▸ SUPPLIED RECORDS:
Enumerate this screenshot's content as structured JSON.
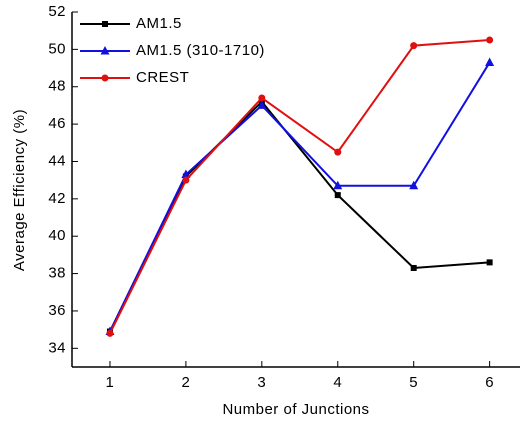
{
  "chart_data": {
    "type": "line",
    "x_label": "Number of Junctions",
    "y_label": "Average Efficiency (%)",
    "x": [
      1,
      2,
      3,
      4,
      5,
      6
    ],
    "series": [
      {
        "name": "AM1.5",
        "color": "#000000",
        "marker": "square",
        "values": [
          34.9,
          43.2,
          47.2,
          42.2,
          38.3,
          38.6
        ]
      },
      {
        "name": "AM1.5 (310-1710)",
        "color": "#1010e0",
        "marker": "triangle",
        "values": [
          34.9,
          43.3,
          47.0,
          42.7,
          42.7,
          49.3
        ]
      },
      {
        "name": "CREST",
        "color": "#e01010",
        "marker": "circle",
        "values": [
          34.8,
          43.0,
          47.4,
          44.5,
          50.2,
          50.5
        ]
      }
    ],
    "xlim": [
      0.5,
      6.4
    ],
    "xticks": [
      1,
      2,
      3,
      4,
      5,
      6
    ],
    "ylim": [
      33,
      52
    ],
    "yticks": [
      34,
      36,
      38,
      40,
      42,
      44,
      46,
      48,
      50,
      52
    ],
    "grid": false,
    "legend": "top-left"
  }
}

▸ GOAL OF THE EXERCISE: Figure out how many lines above include the string "color", then report that number and nothing else.

▸ THE COMPLETED TASK: 3